Data entries for graphics:

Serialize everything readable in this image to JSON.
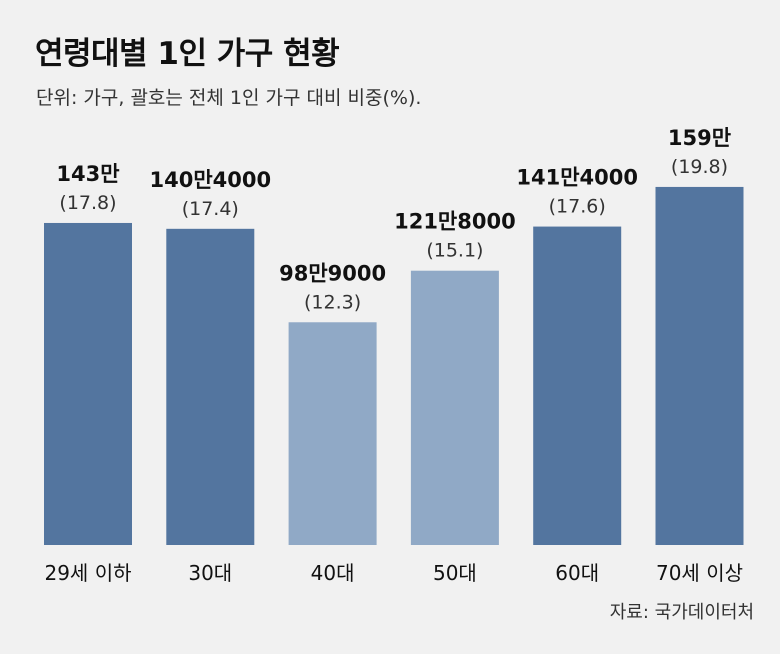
{
  "title": "연령대별 1인 가구 현황",
  "subtitle": "단위: 가구, 괄호는 전체 1인 가구 대비 비중(%).",
  "source": "자료: 국가데이터처",
  "colors": {
    "background": "#f1f1f1",
    "bar_dark": "#53759f",
    "bar_light": "#90a9c6",
    "text": "#111111",
    "subtext": "#333333"
  },
  "chart_data": {
    "type": "bar",
    "title": "연령대별 1인 가구 현황",
    "xlabel": "",
    "ylabel": "가구",
    "ylim": [
      0,
      1700000
    ],
    "grid": false,
    "legend": "none",
    "categories": [
      "29세 이하",
      "30대",
      "40대",
      "50대",
      "60대",
      "70세 이상"
    ],
    "values": [
      1430000,
      1404000,
      989000,
      1218000,
      1414000,
      1590000
    ],
    "value_labels": [
      "143만",
      "140만4000",
      "98만9000",
      "121만8000",
      "141만4000",
      "159만"
    ],
    "shares": [
      "(17.8)",
      "(17.4)",
      "(12.3)",
      "(15.1)",
      "(17.6)",
      "(19.8)"
    ],
    "highlight": [
      true,
      true,
      false,
      false,
      true,
      true
    ]
  }
}
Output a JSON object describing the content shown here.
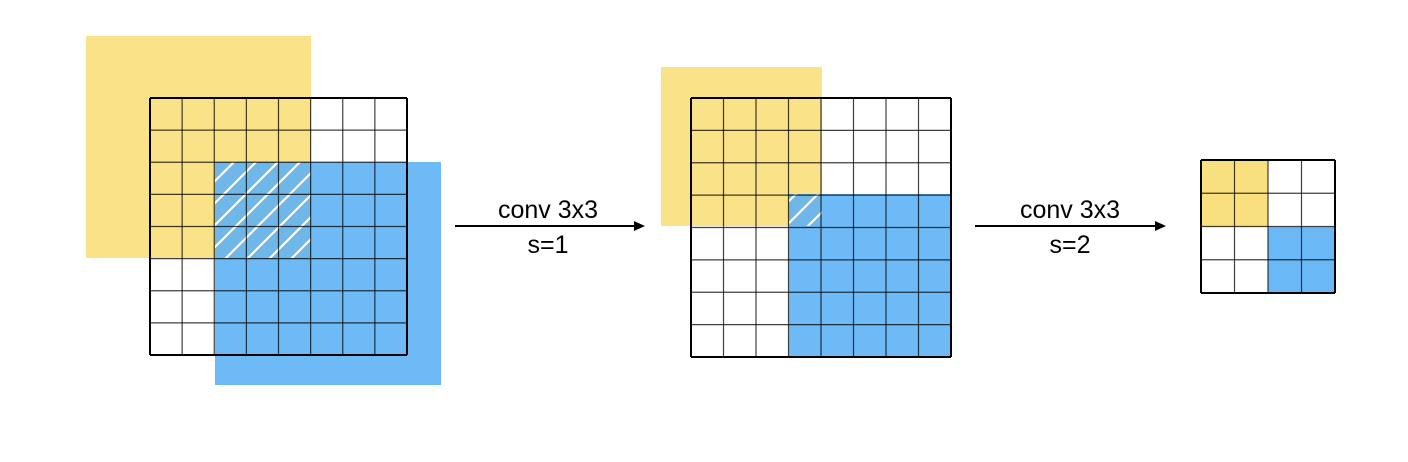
{
  "colors": {
    "yellow": "#F9E07F",
    "blue": "#5AB1F5",
    "grid_line": "#000000",
    "hatch": "#ffffff"
  },
  "stages": [
    {
      "grid_size": 8,
      "regions": [
        {
          "name": "yellow-receptive-field",
          "color": "yellow"
        },
        {
          "name": "blue-receptive-field",
          "color": "blue"
        }
      ],
      "overlap_hatched": true
    },
    {
      "grid_size": 8,
      "regions": [
        {
          "name": "yellow-region",
          "color": "yellow"
        },
        {
          "name": "blue-region",
          "color": "blue"
        }
      ],
      "overlap_hatched": true
    },
    {
      "grid_size": 4,
      "regions": [
        {
          "name": "yellow-output-block",
          "color": "yellow"
        },
        {
          "name": "blue-output-block",
          "color": "blue"
        }
      ],
      "overlap_hatched": false
    }
  ],
  "arrows": [
    {
      "line1": "conv 3x3",
      "line2": "s=1"
    },
    {
      "line1": "conv 3x3",
      "line2": "s=2"
    }
  ]
}
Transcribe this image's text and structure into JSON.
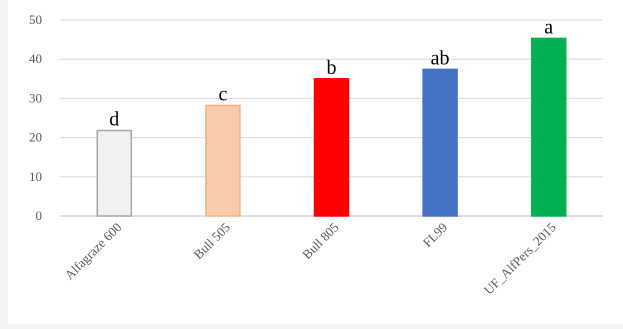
{
  "chart_data": {
    "type": "bar",
    "categories": [
      "Alfagraze 600",
      "Bull 505",
      "Bull 805",
      "FL99",
      "UF_AlfPers_2015"
    ],
    "values": [
      21.8,
      28.2,
      35.0,
      37.4,
      45.3
    ],
    "data_labels": [
      "d",
      "c",
      "b",
      "ab",
      "a"
    ],
    "colors": [
      "#f2f2f2",
      "#f8cbad",
      "#ff0000",
      "#4472c4",
      "#00b050"
    ],
    "border_colors": [
      "#a6a6a6",
      "#f4b183",
      "#ff0000",
      "#4472c4",
      "#00b050"
    ],
    "title": "",
    "xlabel": "",
    "ylabel": "",
    "ylim": [
      0,
      50
    ],
    "yticks": [
      0,
      10,
      20,
      30,
      40,
      50
    ],
    "grid": true,
    "legend": "none"
  }
}
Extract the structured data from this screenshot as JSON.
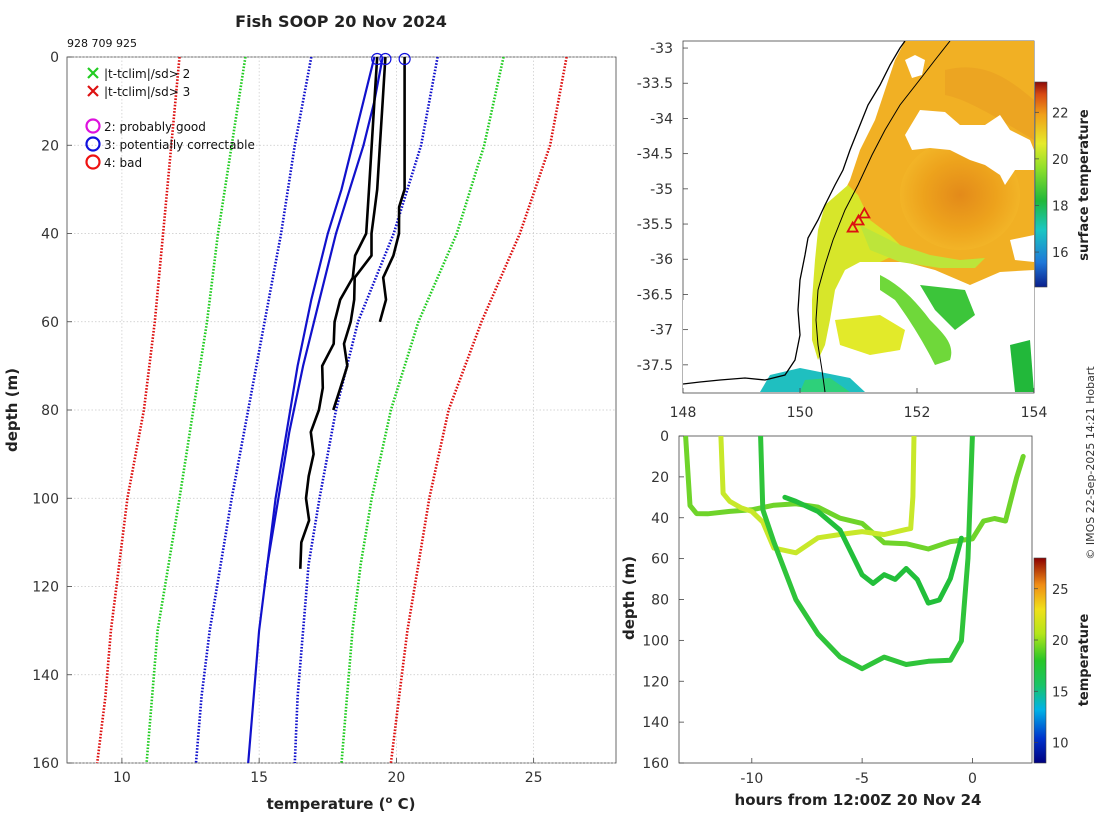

• [REQUIRED WORK]:
Set down the material above as is, without any pictures.

• [IN RESPONSE]:
Serialize everything readable in this image to JSON.
{
  "title": "연령대별 1인 가구 현황",
  "subtitle": "단위: 가구, 괄호는 전체 1인 가구 대비 비중(%).",
  "source": "자료: 국가데이터처",
  "colors": {
    "background": "#f1f1f1",
    "bar_dark": "#53759f",
    "bar_light": "#90a9c6",
    "text": "#111111",
    "subtext": "#333333"
  },
  "chart_data": {
    "type": "bar",
    "title": "연령대별 1인 가구 현황",
    "xlabel": "",
    "ylabel": "가구",
    "ylim": [
      0,
      1700000
    ],
    "grid": false,
    "legend": "none",
    "categories": [
      "29세 이하",
      "30대",
      "40대",
      "50대",
      "60대",
      "70세 이상"
    ],
    "values": [
      1430000,
      1404000,
      989000,
      1218000,
      1414000,
      1590000
    ],
    "value_labels": [
      "143만",
      "140만4000",
      "98만9000",
      "121만8000",
      "141만4000",
      "159만"
    ],
    "shares": [
      "(17.8)",
      "(17.4)",
      "(12.3)",
      "(15.1)",
      "(17.6)",
      "(19.8)"
    ],
    "highlight": [
      true,
      true,
      false,
      false,
      true,
      true
    ]
  }
}
Output a JSON object describing the content shown here.
{
  "colors": {
    "yellow": "#F9E07F",
    "blue": "#5AB1F5",
    "grid_line": "#000000",
    "hatch": "#ffffff"
  },
  "stages": [
    {
      "grid_size": 8,
      "regions": [
        {
          "name": "yellow-receptive-field",
          "color": "yellow"
        },
        {
          "name": "blue-receptive-field",
          "color": "blue"
        }
      ],
      "overlap_hatched": true
    },
    {
      "grid_size": 8,
      "regions": [
        {
          "name": "yellow-region",
          "color": "yellow"
        },
        {
          "name": "blue-region",
          "color": "blue"
        }
      ],
      "overlap_hatched": true
    },
    {
      "grid_size": 4,
      "regions": [
        {
          "name": "yellow-output-block",
          "color": "yellow"
        },
        {
          "name": "blue-output-block",
          "color": "blue"
        }
      ],
      "overlap_hatched": false
    }
  ],
  "arrows": [
    {
      "line1": "conv 3x3",
      "line2": "s=1"
    },
    {
      "line1": "conv 3x3",
      "line2": "s=2"
    }
  ]
}
Transcribe this image's text and structure into JSON.
{
  "chart_data": {
    "type": "bar",
    "categories": [
      "Alfagraze 600",
      "Bull 505",
      "Bull 805",
      "FL99",
      "UF_AlfPers_2015"
    ],
    "values": [
      21.8,
      28.2,
      35.0,
      37.4,
      45.3
    ],
    "data_labels": [
      "d",
      "c",
      "b",
      "ab",
      "a"
    ],
    "colors": [
      "#f2f2f2",
      "#f8cbad",
      "#ff0000",
      "#4472c4",
      "#00b050"
    ],
    "border_colors": [
      "#a6a6a6",
      "#f4b183",
      "#ff0000",
      "#4472c4",
      "#00b050"
    ],
    "title": "",
    "xlabel": "",
    "ylabel": "",
    "ylim": [
      0,
      50
    ],
    "yticks": [
      0,
      10,
      20,
      30,
      40,
      50
    ],
    "grid": true,
    "legend": "none"
  }
}
Extract the structured data from this screenshot as JSON.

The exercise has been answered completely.